What needs to be done → Identify and reproduce every line holding the string "EmployeeFlow".

Supplied information →

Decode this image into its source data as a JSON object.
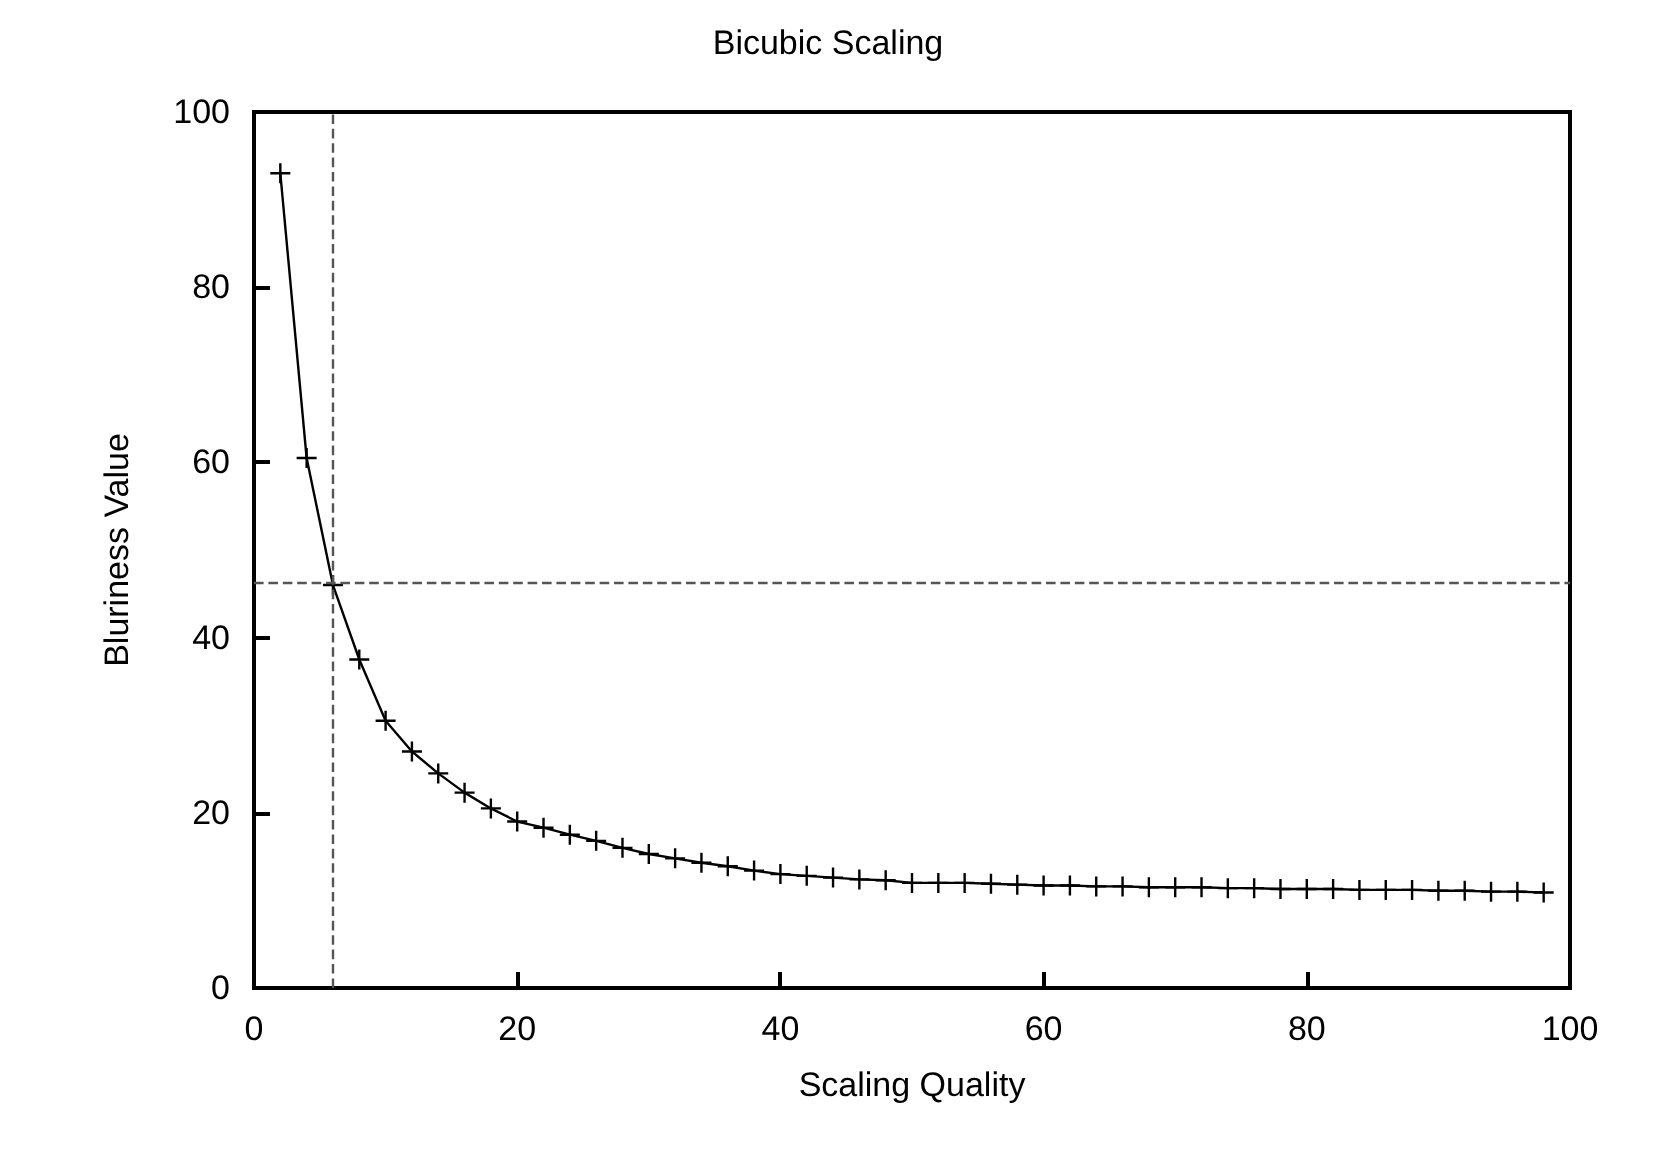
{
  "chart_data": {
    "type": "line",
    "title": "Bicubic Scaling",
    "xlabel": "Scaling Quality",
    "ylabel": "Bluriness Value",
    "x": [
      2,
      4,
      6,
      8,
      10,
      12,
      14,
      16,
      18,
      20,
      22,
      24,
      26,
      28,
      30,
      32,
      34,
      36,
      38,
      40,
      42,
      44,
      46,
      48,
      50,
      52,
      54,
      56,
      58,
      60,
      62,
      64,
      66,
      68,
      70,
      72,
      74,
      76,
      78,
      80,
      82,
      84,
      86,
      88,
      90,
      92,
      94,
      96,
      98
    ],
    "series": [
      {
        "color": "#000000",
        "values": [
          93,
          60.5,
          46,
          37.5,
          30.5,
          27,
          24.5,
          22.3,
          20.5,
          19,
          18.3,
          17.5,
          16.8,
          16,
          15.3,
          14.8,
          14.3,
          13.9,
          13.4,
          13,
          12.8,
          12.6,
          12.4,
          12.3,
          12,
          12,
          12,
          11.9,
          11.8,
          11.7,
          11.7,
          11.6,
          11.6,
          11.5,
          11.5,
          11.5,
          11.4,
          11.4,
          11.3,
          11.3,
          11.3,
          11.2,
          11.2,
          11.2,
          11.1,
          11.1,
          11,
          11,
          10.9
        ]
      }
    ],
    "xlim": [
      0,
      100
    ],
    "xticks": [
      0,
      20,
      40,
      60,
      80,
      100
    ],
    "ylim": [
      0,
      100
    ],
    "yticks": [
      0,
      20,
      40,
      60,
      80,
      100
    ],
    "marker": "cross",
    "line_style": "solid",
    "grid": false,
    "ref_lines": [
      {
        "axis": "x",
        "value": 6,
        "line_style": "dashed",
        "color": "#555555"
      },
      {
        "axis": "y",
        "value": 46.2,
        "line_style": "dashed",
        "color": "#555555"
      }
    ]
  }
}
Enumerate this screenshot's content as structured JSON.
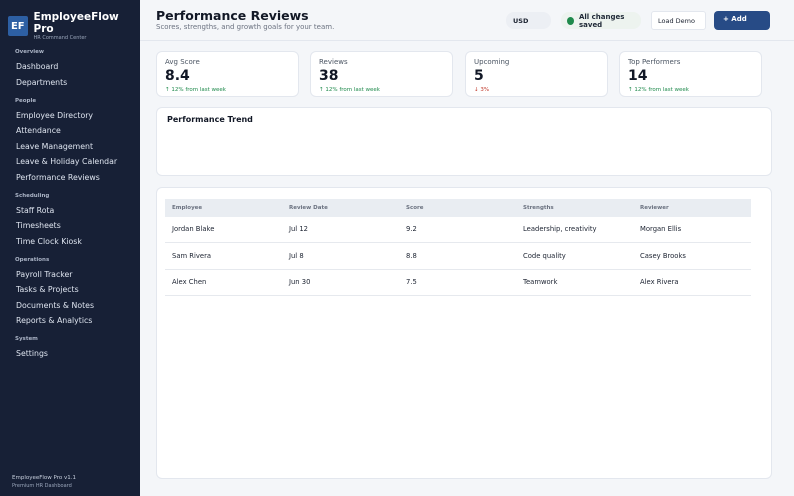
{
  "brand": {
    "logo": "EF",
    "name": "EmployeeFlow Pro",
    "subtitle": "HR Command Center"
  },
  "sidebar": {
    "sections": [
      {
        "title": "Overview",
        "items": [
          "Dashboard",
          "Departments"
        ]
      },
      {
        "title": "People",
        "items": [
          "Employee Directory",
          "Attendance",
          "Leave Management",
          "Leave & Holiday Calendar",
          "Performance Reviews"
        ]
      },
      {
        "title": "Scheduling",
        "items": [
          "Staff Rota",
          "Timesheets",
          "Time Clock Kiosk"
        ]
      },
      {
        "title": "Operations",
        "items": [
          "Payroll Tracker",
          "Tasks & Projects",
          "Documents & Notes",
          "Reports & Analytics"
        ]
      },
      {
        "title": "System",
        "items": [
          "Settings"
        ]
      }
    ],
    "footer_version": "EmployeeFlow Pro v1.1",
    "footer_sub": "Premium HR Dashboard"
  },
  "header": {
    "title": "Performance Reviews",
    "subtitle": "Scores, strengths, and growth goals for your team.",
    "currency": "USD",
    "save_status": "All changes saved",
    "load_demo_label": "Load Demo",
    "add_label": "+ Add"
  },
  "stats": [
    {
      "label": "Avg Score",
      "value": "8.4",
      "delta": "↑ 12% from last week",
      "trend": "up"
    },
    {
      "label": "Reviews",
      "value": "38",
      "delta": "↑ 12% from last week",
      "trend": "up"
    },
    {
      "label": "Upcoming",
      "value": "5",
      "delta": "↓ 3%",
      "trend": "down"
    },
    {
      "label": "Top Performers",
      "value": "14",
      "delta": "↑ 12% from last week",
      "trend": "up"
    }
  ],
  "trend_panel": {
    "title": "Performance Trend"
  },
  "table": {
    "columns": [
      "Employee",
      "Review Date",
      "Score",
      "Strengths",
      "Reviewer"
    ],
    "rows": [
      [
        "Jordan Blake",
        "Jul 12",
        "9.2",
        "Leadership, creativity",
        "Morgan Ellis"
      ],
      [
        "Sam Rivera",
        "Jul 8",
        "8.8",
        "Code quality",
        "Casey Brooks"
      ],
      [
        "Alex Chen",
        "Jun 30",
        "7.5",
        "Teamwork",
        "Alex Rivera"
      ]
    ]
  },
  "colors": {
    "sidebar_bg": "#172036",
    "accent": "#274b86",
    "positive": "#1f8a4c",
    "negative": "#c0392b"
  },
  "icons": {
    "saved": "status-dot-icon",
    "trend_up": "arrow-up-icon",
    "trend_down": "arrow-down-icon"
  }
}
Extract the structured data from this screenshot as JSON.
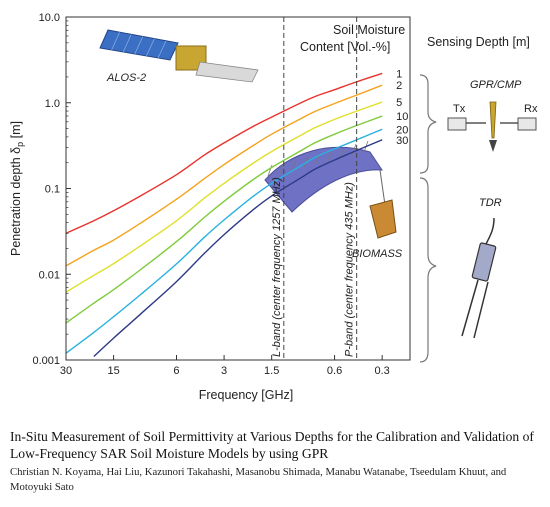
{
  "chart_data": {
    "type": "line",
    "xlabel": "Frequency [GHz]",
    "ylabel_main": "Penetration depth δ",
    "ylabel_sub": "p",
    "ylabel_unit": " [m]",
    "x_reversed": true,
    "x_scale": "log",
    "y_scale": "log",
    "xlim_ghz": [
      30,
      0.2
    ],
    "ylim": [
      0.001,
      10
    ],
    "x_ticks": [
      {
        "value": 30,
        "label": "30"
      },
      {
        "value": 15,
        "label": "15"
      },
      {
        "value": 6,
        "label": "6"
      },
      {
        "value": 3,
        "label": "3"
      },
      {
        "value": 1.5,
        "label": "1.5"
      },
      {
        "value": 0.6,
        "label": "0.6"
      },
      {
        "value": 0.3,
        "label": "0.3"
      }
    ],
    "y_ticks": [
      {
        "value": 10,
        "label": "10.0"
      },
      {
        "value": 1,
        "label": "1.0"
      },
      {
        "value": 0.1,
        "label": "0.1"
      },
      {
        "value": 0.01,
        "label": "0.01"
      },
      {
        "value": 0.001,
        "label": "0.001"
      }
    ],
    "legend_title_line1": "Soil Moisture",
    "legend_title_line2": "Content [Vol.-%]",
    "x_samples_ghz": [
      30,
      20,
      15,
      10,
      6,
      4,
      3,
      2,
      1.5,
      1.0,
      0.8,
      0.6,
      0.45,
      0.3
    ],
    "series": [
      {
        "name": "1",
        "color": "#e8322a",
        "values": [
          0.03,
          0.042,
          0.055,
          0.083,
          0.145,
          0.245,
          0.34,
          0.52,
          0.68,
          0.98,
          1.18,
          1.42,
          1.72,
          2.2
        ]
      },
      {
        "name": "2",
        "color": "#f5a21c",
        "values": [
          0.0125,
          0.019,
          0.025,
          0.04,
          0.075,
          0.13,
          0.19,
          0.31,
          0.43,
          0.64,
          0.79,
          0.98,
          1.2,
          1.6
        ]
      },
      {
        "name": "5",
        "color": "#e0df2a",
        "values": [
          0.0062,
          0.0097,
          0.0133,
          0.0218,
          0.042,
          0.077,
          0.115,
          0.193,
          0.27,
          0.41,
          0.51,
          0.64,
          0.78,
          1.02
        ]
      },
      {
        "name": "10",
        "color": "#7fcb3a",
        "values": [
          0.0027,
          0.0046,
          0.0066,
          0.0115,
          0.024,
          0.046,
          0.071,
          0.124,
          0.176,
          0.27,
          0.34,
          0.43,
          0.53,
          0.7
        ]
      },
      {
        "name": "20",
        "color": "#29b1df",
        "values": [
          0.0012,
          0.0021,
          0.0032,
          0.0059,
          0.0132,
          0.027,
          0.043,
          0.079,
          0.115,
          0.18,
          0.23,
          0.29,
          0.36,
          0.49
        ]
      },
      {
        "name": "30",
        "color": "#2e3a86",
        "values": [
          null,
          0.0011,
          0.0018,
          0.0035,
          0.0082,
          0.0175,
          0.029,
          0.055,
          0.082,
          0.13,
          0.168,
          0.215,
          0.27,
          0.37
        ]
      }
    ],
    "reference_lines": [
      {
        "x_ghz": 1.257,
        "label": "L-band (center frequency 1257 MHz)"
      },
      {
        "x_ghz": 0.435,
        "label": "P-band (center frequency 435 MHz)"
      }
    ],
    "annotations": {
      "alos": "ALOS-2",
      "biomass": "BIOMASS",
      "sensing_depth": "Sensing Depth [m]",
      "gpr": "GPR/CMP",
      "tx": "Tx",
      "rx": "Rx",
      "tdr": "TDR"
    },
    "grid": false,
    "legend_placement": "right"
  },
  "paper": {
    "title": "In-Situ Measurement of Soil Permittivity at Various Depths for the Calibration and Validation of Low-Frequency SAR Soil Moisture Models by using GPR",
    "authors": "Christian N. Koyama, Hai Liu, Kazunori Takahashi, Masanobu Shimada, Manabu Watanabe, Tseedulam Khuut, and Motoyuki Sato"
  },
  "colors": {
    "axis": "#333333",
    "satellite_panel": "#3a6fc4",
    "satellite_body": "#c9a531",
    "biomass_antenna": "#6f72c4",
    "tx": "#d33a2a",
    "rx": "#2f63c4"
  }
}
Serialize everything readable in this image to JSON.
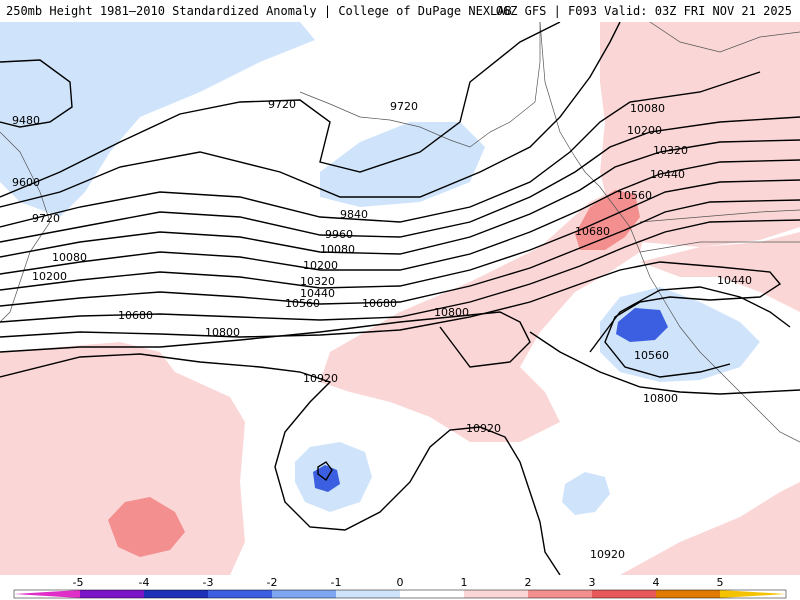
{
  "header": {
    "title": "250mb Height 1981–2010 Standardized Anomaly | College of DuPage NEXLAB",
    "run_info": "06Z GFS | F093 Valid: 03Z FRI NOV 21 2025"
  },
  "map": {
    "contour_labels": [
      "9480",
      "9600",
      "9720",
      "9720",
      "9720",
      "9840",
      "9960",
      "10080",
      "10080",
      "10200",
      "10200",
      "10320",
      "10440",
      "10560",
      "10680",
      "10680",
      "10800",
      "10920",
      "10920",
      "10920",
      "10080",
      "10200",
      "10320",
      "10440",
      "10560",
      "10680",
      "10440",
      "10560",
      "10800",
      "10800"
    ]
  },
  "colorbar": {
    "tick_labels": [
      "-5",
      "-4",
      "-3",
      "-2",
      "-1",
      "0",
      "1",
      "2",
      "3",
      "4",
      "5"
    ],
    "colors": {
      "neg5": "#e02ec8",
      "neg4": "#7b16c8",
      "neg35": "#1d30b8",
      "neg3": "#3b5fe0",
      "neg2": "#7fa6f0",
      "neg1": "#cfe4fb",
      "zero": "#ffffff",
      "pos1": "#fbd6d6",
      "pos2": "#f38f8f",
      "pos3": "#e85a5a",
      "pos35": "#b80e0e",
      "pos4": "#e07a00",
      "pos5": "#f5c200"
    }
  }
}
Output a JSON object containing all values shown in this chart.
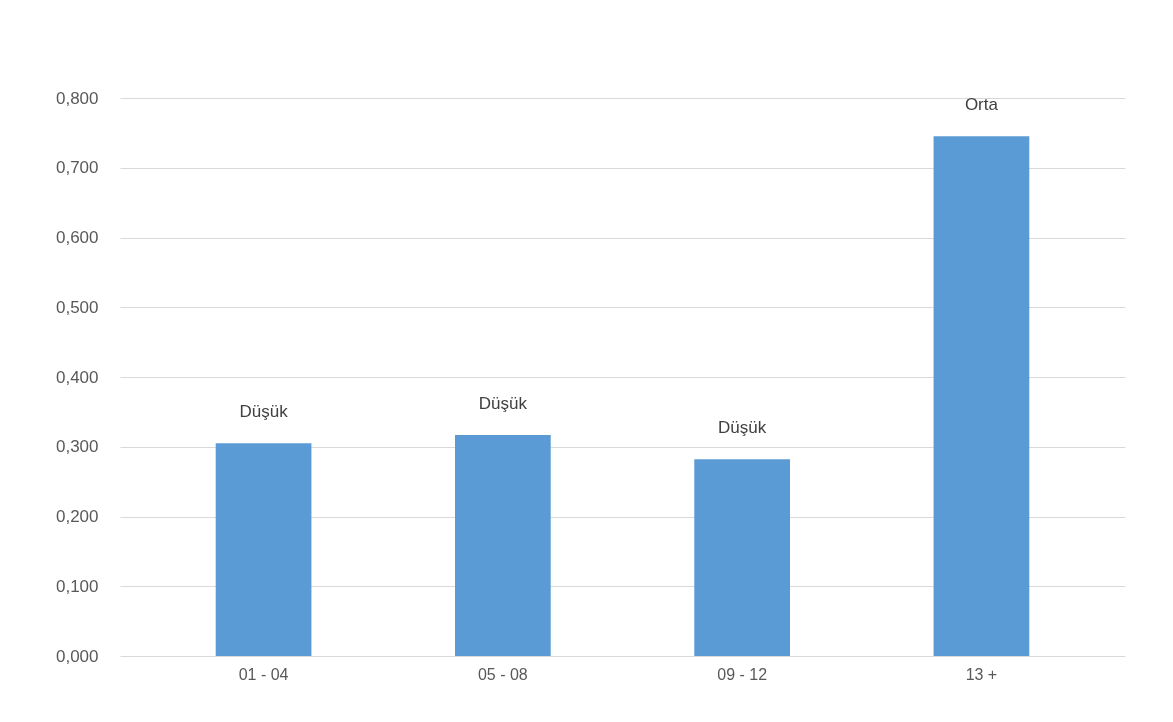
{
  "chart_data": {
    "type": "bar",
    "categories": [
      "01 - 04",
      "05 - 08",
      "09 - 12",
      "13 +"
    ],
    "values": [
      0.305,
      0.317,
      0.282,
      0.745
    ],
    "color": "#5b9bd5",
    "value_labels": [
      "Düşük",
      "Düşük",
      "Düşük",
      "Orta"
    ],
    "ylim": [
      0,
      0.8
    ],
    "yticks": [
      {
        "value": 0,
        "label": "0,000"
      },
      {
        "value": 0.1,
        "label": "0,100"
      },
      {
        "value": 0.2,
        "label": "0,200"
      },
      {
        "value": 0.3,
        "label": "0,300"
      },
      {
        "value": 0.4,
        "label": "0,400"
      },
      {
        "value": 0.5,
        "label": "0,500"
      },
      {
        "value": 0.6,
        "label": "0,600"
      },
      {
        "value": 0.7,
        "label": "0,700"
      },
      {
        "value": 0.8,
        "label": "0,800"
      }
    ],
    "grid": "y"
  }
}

Result for this exercise →
    "name": "EmployeeFlow Pro",
    "footer_version": "EmployeeFlow Pro v1.1",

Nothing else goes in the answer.